** ACTIONS TO TAKE **
1 > Summarize the study listing in two sentences.
2 > Answer these questions from the study listing:
(a) Which organization is the lead sponsor?
(b) What is the estimated yearly incidence of ITP?
(c) How long must ITP last to be called chronic?

** DOCUMENT SEGMENT **
# # #

Steroid Resistance in Pediatric Immune Thrombocytopenic Purpura

Not yet recruiting

• Conditions: Pediatric Mmune Thrombocytopenic Purpura

• Registration Number: NCT06601543
• Lead Sponsor: Assiut University

Brief Summary

To Predicting steroid resistance on children newly diagnosed with immune thrombocytopenic purpura

Detailed Description

Immune thrombocytopenia (ITP, platelet counts \< 100 × 109/L) is the most common acquired childhood bleeding disorder, clinically characterized by a low platelet count in the absence of other thrombocytopenia causes \[1,2\].

The estimated incidence of ITP is 100 cases out of a million people per year; about half of these cases occur in previously healthy children, where it represents the most frequent blood disorder \[3\].

Most children present with a typical history of acute purpura and bruising after a mild viral infection \[4\]. In severe cases, intracranial hemorrhage (the most 0.5% serious complication, but also the rarest occurring in adults), gastrointestinal hemorrhage in 1.5 % of children, and genitourinary hemorrhage may occur \[5\].

The International Working Group on ITP defines ITP according to the following clinical phases \[6\]. These are as follows:

Newly diagnosed ITP is in the first three months post-diagnosis. Persistent ITP is for 3-12 months. Chronic ITP is for \> 12 months. Refractory ITP is the failure to restore count of platelet after splenectomy. For children requiring therapy but without life threatening bleeding, corticosteroids are the recommended first line therapy over IVIG or anti-D \[2\].

# # #

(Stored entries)
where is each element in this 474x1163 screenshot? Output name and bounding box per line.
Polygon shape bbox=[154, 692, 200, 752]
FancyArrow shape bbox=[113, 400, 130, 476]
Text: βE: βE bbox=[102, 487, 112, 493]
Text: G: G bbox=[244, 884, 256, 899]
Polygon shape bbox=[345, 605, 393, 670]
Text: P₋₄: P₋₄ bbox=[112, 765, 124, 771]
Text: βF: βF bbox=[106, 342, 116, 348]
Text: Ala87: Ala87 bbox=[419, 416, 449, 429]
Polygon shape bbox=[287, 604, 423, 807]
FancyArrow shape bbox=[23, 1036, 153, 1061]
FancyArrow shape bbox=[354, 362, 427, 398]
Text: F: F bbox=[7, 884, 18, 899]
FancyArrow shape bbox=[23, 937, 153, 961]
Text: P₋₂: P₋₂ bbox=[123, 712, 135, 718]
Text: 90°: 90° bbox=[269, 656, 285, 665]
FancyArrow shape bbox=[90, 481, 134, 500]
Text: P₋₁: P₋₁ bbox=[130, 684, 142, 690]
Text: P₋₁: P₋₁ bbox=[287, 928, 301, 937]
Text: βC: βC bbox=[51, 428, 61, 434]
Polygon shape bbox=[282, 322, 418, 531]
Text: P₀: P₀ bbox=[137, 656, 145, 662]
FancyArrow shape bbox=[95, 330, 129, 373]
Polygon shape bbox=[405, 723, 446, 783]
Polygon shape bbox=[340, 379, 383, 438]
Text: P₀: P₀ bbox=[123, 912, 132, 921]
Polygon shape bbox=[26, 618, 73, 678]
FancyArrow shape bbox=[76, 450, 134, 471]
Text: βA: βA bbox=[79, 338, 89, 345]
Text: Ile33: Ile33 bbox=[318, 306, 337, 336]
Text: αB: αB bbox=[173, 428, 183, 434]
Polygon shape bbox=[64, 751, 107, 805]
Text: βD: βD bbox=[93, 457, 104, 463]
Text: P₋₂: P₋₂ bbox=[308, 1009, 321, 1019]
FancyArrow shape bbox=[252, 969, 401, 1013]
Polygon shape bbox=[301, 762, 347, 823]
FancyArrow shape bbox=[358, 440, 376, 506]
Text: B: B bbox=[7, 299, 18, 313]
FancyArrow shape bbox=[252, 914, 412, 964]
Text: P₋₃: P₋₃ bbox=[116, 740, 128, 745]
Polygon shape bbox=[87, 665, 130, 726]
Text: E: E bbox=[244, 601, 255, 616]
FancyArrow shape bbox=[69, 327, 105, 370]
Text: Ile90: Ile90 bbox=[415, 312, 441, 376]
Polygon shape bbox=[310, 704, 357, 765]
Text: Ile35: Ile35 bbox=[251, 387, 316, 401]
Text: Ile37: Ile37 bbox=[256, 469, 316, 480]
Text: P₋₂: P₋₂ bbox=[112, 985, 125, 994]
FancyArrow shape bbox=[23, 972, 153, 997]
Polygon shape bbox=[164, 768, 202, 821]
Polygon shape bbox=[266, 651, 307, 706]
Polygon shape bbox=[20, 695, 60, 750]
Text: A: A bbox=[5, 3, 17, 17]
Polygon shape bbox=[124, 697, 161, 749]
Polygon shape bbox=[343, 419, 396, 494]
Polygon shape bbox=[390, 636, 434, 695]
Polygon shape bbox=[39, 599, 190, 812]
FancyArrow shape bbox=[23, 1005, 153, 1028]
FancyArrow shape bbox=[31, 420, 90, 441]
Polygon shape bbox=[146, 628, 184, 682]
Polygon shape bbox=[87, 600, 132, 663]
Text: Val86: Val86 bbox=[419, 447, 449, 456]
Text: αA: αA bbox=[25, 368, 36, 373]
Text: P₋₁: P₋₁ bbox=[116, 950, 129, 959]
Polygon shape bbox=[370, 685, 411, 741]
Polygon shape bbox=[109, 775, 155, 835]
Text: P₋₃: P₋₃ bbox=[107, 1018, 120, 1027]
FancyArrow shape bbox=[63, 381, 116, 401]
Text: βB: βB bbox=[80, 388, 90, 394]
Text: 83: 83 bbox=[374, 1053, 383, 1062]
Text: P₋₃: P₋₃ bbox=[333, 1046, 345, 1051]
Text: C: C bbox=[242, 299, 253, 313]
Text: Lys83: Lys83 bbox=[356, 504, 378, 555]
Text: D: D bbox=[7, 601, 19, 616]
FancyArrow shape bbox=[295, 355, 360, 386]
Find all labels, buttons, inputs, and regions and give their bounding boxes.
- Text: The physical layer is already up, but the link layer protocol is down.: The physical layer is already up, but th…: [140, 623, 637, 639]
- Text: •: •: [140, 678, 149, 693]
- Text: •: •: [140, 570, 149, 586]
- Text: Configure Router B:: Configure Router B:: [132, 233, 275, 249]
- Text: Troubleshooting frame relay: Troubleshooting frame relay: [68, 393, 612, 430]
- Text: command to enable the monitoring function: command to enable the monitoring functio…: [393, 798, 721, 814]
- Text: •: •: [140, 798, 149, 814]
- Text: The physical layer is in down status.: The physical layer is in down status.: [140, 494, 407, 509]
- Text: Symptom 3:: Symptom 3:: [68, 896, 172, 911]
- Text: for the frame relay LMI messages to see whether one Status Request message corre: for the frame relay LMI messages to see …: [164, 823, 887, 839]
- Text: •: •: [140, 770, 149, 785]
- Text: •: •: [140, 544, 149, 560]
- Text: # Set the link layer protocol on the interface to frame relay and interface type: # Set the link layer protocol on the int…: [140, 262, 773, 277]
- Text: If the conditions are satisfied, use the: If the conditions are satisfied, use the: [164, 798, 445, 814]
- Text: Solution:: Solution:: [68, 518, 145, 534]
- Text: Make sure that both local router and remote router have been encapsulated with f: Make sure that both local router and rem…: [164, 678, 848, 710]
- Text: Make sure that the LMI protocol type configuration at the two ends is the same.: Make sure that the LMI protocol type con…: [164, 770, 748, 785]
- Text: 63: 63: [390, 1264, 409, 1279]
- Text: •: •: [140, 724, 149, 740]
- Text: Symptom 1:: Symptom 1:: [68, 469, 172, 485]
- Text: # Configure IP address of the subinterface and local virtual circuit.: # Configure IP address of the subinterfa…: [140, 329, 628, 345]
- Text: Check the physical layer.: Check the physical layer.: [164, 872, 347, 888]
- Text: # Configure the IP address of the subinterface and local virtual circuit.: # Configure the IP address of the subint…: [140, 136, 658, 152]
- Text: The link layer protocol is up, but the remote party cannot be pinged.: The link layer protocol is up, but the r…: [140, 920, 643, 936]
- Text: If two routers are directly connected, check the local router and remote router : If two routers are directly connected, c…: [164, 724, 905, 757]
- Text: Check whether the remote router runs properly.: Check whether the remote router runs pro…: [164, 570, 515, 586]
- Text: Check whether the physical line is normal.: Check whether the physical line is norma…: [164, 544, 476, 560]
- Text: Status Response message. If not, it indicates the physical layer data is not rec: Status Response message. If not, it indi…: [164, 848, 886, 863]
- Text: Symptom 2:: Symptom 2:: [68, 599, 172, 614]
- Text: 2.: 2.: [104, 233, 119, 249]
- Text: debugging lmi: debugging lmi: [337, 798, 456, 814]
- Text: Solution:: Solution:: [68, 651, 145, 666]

# # #

** ANSWERS BY ITEM **
1 > The listing describes a study, not yet recruiting and sponsored by Assiut University, that aims to predict steroid resistance in children newly diagnosed with immune thrombocytopenic purpura. It explains that immune thrombocytopenia is the most common acquired childhood bleeding disorder, sets out its clinical phases by duration, and states that corticosteroids are the recommended first-line therapy for children who need treatment but have no life-threatening bleeding.

2 >
(a) Assiut University
(b) 100 cases out of a million people per year
(c) More than 12 months